DO THIS:
How many lines of these entries hold the string "foodgrains"? Answer with the number alone.

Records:
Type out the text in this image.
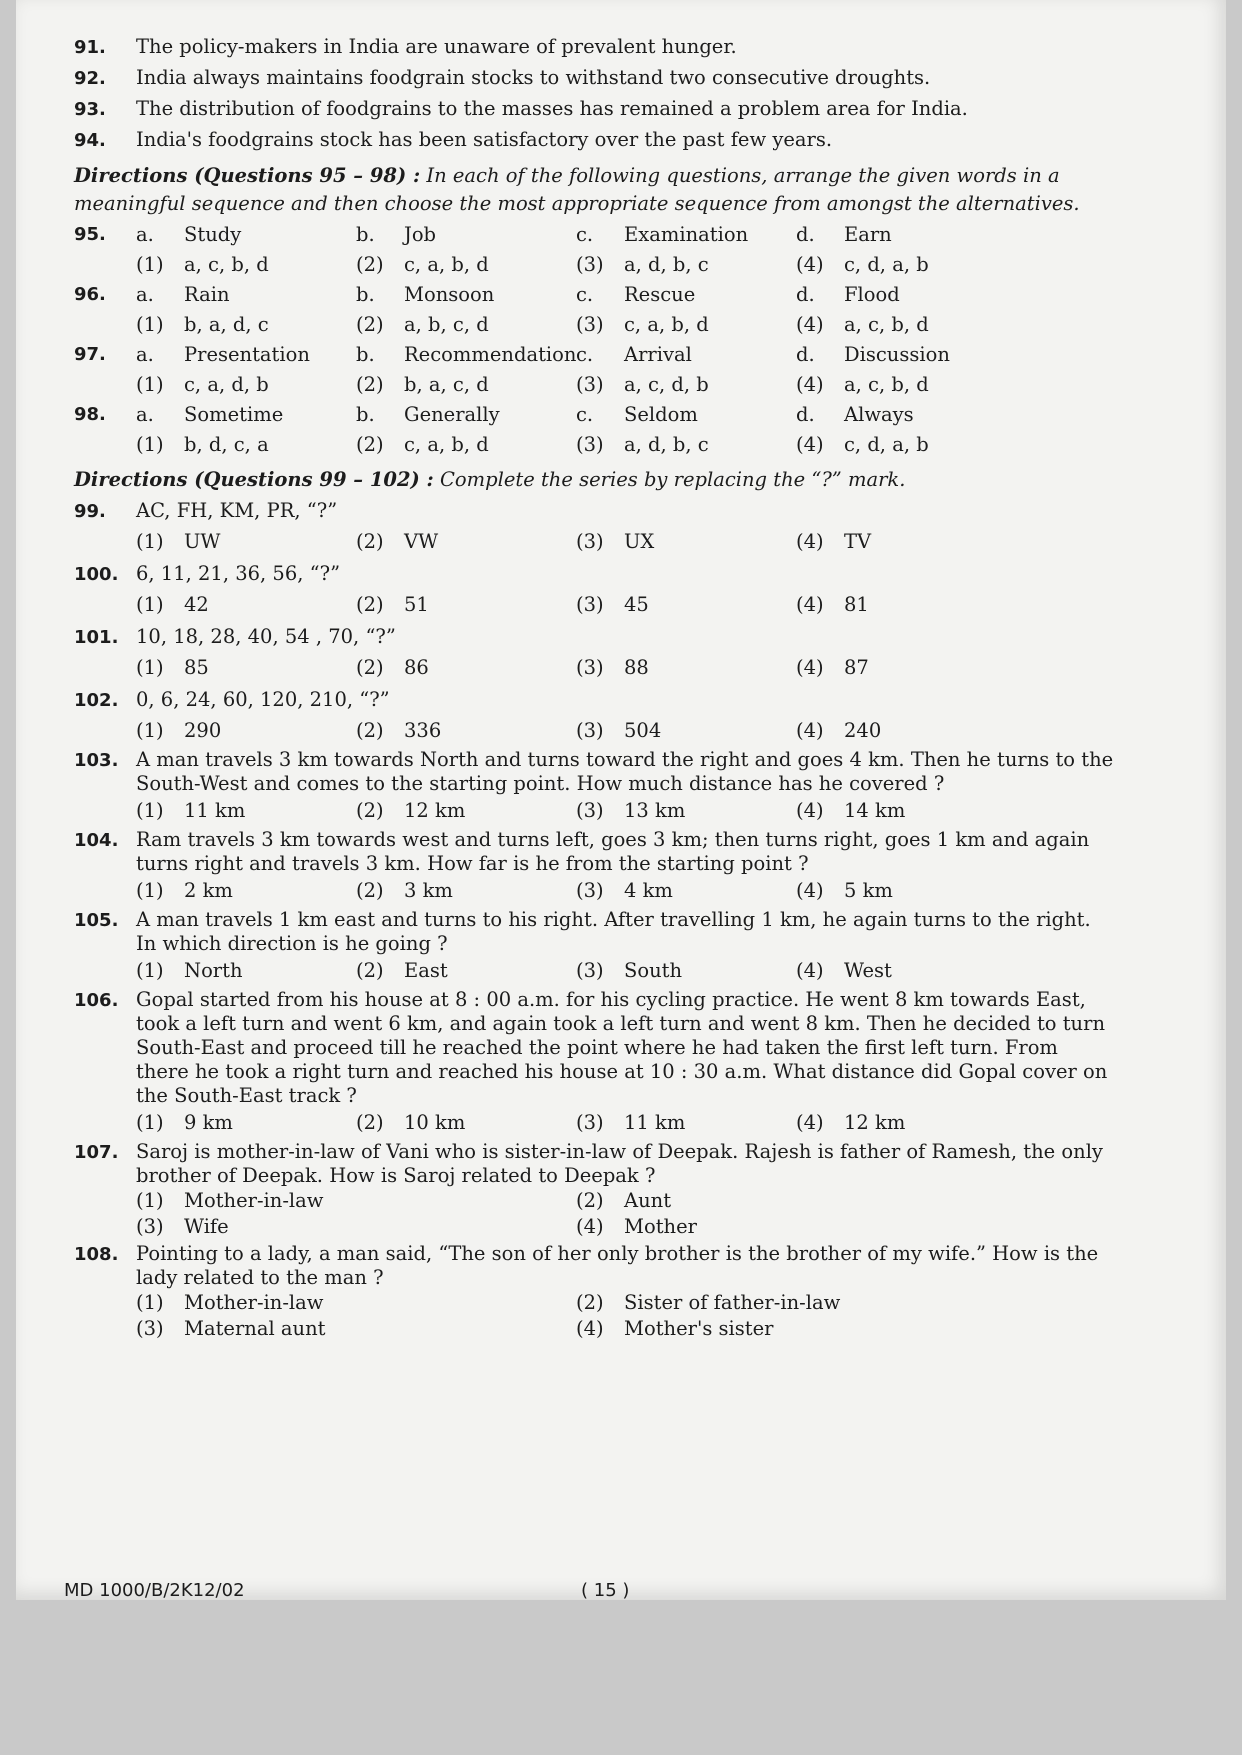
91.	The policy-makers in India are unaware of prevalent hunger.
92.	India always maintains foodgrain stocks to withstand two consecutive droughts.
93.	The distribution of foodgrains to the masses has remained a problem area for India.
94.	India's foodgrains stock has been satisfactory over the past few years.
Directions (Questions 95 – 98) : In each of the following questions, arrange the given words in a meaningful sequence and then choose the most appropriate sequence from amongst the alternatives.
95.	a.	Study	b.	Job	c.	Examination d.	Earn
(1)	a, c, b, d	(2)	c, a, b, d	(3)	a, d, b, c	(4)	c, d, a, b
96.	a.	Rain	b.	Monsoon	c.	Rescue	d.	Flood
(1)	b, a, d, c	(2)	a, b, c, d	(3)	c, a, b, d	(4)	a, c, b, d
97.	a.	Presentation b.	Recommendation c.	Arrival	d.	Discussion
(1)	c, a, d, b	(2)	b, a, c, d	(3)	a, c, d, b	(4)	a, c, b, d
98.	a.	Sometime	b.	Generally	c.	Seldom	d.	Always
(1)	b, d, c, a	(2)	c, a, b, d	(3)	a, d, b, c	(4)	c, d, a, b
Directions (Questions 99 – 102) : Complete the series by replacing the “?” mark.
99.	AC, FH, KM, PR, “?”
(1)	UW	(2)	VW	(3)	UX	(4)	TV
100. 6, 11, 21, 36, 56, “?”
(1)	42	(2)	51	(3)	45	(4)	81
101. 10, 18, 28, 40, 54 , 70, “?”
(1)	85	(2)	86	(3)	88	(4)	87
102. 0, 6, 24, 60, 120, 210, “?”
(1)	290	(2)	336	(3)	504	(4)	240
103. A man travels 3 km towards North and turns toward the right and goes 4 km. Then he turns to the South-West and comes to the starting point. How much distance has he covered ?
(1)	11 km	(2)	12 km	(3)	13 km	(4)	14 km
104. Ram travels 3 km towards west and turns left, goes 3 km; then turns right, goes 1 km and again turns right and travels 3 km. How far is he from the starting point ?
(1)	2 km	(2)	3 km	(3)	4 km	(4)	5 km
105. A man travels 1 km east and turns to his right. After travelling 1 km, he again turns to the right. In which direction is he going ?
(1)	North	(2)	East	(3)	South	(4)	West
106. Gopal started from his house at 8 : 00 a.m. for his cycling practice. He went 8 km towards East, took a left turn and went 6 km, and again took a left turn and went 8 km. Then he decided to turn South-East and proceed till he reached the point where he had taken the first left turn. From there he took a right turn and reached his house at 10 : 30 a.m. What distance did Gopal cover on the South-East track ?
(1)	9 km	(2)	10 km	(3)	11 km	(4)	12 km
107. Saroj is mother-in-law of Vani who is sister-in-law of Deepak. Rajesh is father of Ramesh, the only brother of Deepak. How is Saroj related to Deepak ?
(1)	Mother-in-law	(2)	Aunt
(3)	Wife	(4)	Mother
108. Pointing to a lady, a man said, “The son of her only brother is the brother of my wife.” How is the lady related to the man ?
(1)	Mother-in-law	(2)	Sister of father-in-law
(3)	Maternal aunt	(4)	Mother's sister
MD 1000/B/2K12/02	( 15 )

TASK RESULT:
2